━━ STORED ROWS ━━

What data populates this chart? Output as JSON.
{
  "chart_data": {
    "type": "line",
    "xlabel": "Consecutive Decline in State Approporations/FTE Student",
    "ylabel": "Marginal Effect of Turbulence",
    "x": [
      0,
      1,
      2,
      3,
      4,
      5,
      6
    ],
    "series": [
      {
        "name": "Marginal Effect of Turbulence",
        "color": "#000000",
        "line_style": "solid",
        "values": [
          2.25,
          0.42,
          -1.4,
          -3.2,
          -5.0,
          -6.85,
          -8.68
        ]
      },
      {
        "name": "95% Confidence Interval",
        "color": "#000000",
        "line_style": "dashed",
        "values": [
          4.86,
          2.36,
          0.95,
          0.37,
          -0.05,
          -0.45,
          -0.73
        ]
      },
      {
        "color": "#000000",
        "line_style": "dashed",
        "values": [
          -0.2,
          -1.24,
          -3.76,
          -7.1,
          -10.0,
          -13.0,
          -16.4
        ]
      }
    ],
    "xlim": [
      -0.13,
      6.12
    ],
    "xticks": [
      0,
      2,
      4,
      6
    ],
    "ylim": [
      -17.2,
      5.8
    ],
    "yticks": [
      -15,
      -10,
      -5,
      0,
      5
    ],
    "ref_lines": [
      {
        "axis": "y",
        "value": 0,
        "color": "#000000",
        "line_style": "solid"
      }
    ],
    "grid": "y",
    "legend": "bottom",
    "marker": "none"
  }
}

━━━

• [WHAT YOU SHOULD DO]
Without leaving anything out, quote all the data.

• [WORKED ANSWER]
What data populates this chart? Output as JSON.
{
  "chart_data": {
    "type": "line",
    "xlabel": "Consecutive Decline in State Approporations/FTE Student",
    "ylabel": "Marginal Effect of Turbulence",
    "x": [
      0,
      1,
      2,
      3,
      4,
      5,
      6
    ],
    "series": [
      {
        "name": "Marginal Effect of Turbulence",
        "color": "#000000",
        "line_style": "solid",
        "values": [
          2.25,
          0.42,
          -1.4,
          -3.2,
          -5.0,
          -6.85,
          -8.68
        ]
      },
      {
        "name": "95% Confidence Interval",
        "color": "#000000",
        "line_style": "dashed",
        "values": [
          4.86,
          2.36,
          0.95,
          0.37,
          -0.05,
          -0.45,
          -0.73
        ]
      },
      {
        "color": "#000000",
        "line_style": "dashed",
        "values": [
          -0.2,
          -1.24,
          -3.76,
          -7.1,
          -10.0,
          -13.0,
          -16.4
        ]
      }
    ],
    "xlim": [
      -0.13,
      6.12
    ],
    "xticks": [
      0,
      2,
      4,
      6
    ],
    "ylim": [
      -17.2,
      5.8
    ],
    "yticks": [
      -15,
      -10,
      -5,
      0,
      5
    ],
    "ref_lines": [
      {
        "axis": "y",
        "value": 0,
        "color": "#000000",
        "line_style": "solid"
      }
    ],
    "grid": "y",
    "legend": "bottom",
    "marker": "none"
  }
}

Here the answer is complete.